(Chart and figure data)

========

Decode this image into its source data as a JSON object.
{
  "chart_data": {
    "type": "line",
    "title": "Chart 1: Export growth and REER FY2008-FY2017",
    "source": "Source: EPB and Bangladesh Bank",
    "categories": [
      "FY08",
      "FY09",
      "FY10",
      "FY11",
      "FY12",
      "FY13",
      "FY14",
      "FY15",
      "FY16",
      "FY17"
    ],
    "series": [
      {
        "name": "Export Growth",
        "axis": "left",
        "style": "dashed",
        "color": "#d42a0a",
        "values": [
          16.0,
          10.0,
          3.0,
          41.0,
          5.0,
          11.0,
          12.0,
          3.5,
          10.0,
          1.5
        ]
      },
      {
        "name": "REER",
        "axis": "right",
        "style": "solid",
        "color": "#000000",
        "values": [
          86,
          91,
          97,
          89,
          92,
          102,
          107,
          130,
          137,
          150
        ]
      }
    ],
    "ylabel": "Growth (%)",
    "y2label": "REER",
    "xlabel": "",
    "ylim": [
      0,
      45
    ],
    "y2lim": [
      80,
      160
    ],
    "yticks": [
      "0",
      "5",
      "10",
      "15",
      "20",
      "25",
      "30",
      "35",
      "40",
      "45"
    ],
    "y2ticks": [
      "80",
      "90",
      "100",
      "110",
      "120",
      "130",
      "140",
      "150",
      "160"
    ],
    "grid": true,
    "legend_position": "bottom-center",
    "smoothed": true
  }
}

========

TASK BRIEF: Report only how many lines in the listing contain the string "REER".

COMPLETE OUTPUT: 3